### Requirements:
Where a line holds "upper", copy it.

### Data section:
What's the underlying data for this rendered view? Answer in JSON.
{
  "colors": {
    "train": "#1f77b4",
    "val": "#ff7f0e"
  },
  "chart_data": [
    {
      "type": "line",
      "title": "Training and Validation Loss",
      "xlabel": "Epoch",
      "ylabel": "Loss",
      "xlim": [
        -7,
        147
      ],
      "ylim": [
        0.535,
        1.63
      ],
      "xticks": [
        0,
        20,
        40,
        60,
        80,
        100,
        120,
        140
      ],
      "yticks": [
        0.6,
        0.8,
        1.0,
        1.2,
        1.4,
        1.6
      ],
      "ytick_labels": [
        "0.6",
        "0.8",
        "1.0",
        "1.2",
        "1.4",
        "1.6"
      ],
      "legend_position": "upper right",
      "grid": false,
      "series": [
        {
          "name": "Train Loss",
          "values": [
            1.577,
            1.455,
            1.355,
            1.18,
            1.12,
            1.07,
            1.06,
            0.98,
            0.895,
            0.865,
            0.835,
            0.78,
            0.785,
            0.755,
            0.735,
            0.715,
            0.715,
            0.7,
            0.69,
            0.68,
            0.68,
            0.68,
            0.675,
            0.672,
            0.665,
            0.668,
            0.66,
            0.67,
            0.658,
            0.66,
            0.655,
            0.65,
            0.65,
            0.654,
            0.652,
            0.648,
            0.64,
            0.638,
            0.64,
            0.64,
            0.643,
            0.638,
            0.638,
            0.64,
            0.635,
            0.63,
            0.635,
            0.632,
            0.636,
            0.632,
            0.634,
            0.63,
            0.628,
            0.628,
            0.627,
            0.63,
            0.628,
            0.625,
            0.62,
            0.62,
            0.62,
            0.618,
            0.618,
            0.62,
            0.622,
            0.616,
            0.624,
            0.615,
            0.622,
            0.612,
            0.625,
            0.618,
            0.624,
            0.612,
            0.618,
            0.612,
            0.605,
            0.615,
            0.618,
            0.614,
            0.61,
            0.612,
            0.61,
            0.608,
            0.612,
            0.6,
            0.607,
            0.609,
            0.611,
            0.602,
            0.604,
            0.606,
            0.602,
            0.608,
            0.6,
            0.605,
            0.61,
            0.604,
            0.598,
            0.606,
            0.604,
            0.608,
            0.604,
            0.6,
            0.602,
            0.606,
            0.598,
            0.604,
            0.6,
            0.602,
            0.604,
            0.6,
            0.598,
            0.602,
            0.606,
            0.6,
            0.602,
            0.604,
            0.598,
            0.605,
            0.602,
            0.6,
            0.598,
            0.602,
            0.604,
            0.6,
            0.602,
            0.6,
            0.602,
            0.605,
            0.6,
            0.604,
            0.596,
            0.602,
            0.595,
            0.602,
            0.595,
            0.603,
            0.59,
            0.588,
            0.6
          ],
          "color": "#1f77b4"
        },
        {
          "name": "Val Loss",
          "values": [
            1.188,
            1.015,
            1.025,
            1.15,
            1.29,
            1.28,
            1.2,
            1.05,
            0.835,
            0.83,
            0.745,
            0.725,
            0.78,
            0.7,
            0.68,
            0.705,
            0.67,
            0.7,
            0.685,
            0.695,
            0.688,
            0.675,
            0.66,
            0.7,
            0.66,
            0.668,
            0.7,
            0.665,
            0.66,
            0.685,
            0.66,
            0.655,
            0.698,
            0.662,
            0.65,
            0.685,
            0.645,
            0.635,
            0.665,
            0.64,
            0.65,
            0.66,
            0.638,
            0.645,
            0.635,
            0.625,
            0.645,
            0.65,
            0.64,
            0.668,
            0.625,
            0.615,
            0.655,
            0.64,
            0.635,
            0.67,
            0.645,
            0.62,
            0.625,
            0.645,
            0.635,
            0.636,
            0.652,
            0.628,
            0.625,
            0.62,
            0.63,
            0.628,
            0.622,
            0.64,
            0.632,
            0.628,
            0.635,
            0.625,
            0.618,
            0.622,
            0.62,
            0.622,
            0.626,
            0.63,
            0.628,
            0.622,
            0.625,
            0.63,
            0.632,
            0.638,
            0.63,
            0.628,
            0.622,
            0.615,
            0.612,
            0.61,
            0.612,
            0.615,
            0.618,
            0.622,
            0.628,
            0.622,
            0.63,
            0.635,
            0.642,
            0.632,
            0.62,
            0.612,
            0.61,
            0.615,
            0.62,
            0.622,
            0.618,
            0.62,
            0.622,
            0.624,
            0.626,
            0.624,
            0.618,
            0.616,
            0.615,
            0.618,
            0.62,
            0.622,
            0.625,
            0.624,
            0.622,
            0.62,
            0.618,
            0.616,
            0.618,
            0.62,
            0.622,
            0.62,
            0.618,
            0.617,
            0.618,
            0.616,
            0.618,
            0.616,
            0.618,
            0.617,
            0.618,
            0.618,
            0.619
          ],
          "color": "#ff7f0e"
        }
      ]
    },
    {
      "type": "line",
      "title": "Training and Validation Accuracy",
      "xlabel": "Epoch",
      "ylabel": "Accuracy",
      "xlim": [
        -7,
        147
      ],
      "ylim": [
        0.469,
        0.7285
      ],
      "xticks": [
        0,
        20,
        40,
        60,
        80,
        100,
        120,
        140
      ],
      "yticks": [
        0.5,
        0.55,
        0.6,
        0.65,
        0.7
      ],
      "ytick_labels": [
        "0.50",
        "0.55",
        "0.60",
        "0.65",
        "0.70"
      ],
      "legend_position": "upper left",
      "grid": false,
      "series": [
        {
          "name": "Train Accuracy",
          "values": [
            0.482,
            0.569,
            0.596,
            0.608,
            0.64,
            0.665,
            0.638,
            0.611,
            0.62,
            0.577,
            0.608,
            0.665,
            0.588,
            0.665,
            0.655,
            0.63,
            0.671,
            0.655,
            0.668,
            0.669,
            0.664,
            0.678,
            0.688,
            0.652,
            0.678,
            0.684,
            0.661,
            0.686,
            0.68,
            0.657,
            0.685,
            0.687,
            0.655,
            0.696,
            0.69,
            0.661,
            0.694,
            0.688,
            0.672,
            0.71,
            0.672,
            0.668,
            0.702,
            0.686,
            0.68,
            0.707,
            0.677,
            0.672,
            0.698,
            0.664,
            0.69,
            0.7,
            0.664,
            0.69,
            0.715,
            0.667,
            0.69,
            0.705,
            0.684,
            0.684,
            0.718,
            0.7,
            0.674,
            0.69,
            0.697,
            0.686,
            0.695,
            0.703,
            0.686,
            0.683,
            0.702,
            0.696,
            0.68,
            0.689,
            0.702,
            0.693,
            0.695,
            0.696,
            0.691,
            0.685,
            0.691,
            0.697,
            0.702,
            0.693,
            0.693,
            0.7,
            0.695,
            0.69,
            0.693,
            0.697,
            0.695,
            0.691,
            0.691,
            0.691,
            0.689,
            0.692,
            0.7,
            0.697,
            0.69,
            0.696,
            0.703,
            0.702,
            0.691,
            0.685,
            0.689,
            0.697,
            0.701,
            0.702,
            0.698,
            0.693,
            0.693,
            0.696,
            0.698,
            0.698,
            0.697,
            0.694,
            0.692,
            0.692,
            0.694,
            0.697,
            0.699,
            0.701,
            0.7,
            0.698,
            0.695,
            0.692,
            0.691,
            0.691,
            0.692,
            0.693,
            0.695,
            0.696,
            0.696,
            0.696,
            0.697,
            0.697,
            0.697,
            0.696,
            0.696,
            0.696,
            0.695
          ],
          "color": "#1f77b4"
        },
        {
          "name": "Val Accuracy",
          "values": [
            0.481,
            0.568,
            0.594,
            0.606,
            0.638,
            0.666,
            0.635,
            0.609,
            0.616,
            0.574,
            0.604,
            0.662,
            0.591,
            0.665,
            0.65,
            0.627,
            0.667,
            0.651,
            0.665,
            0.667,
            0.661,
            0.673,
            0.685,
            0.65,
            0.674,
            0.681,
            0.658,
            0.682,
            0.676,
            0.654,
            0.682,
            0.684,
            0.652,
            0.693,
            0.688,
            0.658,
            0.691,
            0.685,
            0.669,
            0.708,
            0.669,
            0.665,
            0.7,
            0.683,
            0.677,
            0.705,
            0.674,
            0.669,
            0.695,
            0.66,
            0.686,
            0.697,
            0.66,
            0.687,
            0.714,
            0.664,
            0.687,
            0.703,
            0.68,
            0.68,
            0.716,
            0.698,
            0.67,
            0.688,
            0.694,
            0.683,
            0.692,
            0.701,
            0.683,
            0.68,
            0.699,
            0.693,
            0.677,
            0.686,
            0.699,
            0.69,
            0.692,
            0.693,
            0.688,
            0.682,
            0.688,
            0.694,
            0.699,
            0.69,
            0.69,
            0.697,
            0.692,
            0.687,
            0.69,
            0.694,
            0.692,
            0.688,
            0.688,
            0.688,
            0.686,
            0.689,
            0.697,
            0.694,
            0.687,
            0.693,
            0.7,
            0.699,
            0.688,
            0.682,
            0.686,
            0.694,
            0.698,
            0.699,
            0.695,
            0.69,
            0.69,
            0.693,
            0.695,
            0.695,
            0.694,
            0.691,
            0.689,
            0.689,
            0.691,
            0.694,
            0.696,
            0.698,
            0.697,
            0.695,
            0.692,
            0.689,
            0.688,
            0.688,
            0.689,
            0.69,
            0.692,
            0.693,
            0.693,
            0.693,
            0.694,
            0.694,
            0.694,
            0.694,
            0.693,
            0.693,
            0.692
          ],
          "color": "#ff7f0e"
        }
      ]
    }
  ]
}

### Worked solution:
      "legend_position": "upper right",
      "legend_position": "upper left",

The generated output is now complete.